Ubiquitin specific protease 4 (USP4) is an enzyme that cleaves ubiquitin from a number of protein substrates. Prior to the standardization of nomenclature USP4 was known as UNP, and was one of the first deubiquitinating enzymes to be identified in mammals.  In the mouse and human the USP4 protein is encoded by a gene containing 22 exons.

This protein is a member of cysteine peptidase family C19.  As a deubiquitinating enzyme it is unusual in having the capacity to cleave ubiquitin-proline bonds. This property may reflect structural flexibility in the active site of the enzyme, and may explain its ability to cleave ubiquitin chains of various linkages.  USP4 has substrates of important function in a number of cell signalling pathways, including the NF-κB, TGF-β, Wnt/β-catenin, p53, and spliceosome pathways.  Other substrates include the adenosine A2A receptor and the Ro52 (TRIM21) protein.

▸ Supplied material:
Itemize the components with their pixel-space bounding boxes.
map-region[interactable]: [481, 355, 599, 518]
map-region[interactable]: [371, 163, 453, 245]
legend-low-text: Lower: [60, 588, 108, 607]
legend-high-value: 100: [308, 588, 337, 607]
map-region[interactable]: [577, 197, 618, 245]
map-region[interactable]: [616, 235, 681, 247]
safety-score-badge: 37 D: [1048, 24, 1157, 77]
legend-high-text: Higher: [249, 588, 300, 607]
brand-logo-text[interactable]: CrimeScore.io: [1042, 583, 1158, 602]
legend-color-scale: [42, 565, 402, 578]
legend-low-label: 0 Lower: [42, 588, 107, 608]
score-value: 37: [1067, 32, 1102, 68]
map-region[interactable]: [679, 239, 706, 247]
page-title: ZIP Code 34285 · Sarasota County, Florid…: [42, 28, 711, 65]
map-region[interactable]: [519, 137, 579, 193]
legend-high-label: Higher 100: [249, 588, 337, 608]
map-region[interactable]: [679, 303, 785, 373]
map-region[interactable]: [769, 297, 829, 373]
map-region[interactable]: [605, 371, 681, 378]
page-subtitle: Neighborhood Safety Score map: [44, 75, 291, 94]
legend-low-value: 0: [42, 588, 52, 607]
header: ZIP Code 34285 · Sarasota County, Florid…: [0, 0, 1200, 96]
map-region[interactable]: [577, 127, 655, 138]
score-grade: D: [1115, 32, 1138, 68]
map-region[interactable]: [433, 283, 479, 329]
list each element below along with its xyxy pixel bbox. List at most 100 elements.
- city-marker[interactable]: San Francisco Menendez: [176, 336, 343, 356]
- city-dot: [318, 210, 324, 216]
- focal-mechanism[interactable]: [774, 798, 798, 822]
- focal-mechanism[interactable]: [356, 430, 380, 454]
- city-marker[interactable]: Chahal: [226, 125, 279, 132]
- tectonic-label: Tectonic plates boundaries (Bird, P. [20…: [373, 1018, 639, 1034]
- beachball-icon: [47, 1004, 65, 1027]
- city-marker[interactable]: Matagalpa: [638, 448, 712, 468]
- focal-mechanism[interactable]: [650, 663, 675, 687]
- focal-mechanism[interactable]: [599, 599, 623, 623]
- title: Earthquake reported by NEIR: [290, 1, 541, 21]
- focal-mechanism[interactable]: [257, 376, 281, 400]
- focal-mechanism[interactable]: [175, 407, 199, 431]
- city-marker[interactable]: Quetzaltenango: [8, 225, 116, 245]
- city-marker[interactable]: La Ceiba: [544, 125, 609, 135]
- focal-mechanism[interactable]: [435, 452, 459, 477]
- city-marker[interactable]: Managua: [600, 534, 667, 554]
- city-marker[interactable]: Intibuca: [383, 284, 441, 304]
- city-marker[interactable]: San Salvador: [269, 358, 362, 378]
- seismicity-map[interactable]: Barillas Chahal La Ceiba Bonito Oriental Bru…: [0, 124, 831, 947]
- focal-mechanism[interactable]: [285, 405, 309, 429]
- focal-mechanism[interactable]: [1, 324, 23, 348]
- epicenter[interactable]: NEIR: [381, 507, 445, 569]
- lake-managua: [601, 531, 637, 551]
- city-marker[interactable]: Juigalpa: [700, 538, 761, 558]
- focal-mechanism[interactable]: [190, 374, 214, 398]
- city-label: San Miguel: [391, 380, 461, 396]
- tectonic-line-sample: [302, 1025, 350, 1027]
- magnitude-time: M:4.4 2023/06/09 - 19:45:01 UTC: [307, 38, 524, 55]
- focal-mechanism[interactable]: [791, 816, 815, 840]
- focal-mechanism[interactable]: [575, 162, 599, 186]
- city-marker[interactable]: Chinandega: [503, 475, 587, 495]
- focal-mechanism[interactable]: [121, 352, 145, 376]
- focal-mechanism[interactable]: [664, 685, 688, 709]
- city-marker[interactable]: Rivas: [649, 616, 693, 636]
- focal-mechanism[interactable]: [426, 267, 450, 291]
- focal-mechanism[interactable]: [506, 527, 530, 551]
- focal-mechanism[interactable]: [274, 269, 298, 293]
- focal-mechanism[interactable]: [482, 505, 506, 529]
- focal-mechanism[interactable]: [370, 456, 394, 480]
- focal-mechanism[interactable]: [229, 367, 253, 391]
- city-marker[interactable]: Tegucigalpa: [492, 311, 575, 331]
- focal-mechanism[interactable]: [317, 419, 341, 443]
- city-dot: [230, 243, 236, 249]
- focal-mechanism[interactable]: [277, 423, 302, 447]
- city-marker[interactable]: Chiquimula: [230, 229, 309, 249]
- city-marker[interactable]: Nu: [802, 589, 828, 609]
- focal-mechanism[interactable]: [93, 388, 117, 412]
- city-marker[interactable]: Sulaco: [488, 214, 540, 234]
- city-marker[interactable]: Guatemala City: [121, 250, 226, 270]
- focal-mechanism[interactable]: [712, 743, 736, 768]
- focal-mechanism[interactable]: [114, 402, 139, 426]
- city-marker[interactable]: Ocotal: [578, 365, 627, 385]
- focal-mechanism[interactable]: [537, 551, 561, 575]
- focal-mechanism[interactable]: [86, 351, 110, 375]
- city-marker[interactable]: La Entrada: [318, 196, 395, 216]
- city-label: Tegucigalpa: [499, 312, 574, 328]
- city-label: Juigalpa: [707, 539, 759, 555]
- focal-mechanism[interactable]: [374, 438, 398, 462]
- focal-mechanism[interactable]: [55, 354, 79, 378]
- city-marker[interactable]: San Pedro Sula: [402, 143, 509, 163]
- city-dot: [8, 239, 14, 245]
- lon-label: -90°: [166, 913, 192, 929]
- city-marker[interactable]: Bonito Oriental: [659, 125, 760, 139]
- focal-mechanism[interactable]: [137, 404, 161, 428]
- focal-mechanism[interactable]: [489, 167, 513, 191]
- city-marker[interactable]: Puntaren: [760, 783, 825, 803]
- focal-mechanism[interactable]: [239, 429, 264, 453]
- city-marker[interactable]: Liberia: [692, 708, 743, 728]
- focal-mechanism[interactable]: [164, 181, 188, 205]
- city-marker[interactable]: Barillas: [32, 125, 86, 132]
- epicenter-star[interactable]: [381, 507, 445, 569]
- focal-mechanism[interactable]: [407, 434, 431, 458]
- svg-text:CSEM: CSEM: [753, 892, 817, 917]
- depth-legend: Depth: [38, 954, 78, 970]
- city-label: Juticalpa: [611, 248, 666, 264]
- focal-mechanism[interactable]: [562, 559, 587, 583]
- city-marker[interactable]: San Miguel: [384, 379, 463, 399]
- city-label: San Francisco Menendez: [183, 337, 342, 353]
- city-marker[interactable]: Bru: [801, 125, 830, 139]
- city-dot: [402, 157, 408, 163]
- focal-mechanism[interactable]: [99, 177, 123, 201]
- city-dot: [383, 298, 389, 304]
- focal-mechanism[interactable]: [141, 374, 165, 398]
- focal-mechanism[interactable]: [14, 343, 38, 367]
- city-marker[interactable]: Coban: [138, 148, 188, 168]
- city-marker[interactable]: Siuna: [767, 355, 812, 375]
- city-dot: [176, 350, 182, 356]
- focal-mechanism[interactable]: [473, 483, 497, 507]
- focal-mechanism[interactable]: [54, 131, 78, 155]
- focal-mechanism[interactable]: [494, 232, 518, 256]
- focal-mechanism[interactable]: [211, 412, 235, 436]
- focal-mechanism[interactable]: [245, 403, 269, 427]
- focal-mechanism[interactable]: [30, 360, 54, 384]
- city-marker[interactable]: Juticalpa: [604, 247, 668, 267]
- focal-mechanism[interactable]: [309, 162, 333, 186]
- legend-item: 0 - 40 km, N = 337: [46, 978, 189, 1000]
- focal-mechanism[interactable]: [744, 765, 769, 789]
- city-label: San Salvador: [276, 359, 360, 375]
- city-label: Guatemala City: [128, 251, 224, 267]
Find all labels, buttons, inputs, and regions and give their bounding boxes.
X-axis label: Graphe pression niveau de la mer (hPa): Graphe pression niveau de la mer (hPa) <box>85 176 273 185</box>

▸ Task requirements: Continue the passage about the USP4 enzyme, starting after its last sentence.

▸ Reply to the task:
USP4 is a nucleocytoplasmic shuttling protein that bears a functional nuclear localization signal (NLS) 766QPQKKKK772  and a nuclear export signal (NES) 133VEVYLLELKL142. Those signals initiate the translocation of USP4 to the nucleus from the cytoplasm and vice versa, respectively. The proportion of cytoplasmic to nuclear USP4 pool varies depending on the cell type, the phase of cell cycle and the level of protein expression.

Interactions
USP4 has been shown to interact with the tumor suppressor pRb protein and the pocket-related proteins p107  and p130.